▶ **Task details**
Every line that holds "centralization" should be shown.

Raw records:
^^^^^^^^
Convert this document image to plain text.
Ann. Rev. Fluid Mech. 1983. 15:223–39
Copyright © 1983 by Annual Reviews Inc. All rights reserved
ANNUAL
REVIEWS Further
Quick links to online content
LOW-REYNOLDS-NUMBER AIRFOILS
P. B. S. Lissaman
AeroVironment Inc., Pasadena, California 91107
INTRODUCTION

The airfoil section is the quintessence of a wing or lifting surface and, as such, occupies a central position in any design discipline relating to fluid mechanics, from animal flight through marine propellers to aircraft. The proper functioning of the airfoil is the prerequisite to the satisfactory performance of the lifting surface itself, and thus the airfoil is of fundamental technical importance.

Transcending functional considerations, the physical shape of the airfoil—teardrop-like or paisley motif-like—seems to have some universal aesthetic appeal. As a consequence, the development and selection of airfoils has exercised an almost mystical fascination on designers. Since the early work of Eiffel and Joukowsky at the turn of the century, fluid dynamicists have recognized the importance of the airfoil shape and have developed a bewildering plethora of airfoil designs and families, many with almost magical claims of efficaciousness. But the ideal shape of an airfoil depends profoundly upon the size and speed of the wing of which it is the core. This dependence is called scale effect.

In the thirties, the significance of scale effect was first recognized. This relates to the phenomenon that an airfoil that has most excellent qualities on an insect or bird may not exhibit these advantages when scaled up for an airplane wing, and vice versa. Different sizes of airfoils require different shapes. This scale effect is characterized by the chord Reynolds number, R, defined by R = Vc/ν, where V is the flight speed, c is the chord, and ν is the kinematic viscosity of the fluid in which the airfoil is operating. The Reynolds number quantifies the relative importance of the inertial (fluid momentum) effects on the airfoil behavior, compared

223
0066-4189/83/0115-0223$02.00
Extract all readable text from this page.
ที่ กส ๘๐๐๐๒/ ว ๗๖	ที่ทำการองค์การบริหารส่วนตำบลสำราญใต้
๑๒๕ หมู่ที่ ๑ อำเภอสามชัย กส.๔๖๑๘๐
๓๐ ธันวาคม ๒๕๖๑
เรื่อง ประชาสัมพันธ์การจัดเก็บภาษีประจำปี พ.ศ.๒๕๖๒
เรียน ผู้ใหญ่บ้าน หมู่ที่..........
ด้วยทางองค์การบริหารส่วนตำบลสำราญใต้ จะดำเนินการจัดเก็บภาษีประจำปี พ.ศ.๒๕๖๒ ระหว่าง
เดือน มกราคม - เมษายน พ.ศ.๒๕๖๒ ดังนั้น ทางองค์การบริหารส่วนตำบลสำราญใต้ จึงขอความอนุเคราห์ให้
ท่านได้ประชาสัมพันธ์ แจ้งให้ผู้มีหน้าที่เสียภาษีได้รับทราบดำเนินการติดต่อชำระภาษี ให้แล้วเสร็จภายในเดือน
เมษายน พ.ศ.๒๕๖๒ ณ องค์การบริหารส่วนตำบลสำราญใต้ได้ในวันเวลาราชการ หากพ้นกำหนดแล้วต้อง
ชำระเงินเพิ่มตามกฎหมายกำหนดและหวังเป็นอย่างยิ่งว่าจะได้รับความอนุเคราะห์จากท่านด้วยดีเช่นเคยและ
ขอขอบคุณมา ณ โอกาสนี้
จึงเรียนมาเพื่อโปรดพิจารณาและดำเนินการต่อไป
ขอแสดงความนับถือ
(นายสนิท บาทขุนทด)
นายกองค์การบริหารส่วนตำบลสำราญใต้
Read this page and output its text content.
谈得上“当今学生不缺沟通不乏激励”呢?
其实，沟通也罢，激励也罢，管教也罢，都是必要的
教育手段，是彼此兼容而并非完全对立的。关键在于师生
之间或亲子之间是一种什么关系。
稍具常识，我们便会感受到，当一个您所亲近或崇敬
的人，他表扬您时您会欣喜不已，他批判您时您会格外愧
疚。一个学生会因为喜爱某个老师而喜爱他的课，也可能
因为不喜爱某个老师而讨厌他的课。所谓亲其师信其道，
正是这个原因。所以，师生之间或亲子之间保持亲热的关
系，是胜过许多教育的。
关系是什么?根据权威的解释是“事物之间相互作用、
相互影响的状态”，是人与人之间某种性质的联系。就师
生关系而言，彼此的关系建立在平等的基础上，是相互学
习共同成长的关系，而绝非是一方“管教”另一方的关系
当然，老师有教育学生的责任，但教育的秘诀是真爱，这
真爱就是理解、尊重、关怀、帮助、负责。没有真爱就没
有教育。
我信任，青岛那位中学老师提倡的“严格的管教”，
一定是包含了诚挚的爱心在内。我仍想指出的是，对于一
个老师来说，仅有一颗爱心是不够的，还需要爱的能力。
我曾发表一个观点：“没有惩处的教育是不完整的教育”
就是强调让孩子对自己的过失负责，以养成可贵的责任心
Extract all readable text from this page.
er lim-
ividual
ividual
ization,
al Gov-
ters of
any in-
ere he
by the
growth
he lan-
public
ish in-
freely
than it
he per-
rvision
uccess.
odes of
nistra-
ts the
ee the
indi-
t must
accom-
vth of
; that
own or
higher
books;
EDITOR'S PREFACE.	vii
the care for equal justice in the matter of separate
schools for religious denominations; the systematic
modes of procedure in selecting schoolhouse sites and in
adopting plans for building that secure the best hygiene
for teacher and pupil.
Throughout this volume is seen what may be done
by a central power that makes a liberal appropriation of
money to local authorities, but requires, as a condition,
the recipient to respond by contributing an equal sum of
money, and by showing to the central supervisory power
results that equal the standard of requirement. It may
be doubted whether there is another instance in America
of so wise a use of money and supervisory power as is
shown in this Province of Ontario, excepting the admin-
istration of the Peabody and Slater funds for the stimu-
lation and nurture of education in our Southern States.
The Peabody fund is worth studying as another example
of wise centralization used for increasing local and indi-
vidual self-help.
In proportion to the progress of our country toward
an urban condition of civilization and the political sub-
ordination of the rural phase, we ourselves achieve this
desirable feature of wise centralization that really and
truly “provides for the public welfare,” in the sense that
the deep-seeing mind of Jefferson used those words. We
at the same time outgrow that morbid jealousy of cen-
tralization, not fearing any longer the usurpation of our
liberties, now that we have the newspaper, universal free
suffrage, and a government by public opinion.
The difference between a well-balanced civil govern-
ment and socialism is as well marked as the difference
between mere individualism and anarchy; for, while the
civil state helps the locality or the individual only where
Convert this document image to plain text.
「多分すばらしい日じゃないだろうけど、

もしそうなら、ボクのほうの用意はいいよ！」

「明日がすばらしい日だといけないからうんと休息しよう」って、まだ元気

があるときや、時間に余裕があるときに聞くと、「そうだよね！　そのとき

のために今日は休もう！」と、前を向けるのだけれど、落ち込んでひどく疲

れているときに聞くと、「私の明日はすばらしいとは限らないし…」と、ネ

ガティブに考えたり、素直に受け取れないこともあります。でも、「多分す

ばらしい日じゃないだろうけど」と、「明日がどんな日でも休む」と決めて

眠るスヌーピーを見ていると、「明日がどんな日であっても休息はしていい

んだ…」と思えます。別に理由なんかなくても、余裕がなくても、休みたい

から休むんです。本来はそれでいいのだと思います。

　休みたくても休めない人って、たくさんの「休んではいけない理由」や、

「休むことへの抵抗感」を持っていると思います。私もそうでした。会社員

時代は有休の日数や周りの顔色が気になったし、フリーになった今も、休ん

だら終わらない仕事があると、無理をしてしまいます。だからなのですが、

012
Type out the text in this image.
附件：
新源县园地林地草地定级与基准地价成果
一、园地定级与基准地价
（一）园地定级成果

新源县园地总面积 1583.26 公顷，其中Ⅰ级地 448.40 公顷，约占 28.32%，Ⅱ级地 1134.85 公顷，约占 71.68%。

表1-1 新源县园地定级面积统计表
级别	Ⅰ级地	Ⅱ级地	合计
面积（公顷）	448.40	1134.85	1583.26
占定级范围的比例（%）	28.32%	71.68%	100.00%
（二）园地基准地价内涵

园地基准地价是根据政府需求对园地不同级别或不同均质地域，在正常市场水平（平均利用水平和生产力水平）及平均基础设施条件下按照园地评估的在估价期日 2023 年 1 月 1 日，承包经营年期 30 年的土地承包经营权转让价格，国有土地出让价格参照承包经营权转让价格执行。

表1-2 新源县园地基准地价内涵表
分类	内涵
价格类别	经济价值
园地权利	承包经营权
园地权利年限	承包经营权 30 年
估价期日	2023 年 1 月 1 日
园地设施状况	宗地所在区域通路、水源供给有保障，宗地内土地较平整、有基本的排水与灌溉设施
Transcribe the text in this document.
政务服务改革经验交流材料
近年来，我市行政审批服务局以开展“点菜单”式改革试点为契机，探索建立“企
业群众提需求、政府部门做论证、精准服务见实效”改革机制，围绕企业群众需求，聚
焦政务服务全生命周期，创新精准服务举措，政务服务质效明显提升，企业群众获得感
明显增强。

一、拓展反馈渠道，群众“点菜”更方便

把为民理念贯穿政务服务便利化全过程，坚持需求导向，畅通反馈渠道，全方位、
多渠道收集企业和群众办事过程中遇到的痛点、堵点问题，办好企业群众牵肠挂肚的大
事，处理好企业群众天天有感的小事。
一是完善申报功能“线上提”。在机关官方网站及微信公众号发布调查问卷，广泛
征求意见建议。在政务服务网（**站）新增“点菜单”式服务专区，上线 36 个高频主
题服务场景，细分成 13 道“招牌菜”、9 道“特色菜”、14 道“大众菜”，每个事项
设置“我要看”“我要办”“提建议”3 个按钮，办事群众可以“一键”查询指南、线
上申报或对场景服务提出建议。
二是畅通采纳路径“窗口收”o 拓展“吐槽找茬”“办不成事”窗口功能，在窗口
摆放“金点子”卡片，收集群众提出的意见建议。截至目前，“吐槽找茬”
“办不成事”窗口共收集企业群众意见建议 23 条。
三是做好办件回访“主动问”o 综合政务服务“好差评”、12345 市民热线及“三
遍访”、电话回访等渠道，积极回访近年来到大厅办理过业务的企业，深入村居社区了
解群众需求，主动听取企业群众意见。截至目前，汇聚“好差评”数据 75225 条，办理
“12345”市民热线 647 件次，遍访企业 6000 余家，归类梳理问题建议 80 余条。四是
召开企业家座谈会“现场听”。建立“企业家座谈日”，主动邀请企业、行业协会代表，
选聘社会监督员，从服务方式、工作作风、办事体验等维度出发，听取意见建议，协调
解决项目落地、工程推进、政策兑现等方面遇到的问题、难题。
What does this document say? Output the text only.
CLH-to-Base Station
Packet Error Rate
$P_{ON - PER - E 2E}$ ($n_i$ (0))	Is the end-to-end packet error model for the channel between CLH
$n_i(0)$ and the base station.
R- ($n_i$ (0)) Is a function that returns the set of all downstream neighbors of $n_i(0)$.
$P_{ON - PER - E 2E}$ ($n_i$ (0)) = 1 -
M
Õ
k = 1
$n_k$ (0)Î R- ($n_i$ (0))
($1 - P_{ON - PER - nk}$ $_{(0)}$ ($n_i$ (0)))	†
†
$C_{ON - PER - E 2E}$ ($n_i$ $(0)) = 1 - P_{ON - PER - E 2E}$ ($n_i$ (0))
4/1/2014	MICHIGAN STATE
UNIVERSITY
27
^^^^^^^^
▶ **Full response**
of wise centralization used for increasing local and indi-
desirable feature of wise centralization that really and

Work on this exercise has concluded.